Data items
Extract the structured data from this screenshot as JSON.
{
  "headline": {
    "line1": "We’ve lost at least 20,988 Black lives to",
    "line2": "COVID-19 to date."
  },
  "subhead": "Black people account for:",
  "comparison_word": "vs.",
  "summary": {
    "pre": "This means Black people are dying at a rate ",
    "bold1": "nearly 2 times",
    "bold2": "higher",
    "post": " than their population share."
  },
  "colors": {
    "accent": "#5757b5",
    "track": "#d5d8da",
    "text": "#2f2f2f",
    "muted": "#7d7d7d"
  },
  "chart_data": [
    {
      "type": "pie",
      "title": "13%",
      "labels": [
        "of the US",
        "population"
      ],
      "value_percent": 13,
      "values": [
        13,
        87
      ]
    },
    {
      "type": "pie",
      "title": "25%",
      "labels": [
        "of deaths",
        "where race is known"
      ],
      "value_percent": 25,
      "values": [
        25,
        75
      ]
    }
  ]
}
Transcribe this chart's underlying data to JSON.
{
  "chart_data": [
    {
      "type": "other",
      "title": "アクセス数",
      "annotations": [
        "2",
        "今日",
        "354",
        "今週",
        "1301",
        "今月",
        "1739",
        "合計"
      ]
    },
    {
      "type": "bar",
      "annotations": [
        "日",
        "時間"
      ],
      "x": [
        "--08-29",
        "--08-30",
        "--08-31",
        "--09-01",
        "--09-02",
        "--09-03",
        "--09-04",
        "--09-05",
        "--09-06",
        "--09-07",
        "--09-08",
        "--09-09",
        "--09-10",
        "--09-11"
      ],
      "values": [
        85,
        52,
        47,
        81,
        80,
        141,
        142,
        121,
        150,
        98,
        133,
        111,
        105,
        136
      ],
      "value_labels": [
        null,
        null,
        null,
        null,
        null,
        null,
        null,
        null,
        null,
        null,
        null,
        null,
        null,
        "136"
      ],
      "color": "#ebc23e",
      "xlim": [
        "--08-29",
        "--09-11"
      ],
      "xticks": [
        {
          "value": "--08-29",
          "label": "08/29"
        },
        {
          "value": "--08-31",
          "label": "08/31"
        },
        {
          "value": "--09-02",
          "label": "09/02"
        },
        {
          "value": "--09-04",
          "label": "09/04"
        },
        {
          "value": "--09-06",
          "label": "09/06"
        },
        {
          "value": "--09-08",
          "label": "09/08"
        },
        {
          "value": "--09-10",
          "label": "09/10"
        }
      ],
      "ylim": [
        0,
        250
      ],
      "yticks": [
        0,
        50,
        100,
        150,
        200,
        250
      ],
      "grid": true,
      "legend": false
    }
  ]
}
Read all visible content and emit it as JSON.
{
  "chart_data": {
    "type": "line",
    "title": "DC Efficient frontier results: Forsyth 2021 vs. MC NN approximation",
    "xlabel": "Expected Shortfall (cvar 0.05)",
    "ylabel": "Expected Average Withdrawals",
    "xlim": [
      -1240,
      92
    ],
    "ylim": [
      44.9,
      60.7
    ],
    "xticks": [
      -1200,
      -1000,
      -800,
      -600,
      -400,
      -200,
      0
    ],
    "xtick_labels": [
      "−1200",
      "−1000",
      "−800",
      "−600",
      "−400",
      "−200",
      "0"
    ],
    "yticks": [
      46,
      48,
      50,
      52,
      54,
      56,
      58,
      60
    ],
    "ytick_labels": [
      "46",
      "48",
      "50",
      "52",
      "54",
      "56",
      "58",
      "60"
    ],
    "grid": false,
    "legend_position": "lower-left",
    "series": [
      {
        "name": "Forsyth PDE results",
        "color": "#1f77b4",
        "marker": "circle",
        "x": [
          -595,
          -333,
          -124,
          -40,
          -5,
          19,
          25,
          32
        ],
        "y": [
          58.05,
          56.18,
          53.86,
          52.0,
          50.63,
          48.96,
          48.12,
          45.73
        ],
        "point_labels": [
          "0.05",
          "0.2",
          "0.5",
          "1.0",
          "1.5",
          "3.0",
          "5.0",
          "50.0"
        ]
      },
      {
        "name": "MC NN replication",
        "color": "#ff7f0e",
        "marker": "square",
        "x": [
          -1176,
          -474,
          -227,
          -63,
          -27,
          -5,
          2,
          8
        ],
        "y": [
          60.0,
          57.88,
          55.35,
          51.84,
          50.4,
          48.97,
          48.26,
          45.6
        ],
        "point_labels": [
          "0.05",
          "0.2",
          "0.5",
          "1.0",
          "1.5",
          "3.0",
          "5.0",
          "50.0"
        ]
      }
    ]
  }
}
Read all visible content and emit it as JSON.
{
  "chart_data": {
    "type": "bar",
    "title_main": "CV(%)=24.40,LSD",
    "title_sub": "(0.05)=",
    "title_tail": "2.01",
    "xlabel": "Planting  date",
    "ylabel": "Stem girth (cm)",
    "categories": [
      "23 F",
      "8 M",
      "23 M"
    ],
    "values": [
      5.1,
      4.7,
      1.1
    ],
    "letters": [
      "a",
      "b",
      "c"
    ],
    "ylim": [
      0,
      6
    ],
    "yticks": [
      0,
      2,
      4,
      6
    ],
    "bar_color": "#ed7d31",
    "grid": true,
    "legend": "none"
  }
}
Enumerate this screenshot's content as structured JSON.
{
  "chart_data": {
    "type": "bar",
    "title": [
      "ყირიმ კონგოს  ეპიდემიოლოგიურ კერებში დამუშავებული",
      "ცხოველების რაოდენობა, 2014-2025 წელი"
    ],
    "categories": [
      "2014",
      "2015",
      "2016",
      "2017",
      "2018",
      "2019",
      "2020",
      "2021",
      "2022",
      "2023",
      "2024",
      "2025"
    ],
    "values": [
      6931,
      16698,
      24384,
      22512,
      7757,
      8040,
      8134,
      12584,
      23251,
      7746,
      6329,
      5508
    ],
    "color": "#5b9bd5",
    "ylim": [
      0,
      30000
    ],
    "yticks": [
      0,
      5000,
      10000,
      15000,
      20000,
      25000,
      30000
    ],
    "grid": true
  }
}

### STATED TASK
Copy all lines from the entries that contain the word "xlabel".

### WRITTEN REPLY
    "xlabel": "Expected Shortfall (cvar 0.05)",
    "xlabel": "Planting  date",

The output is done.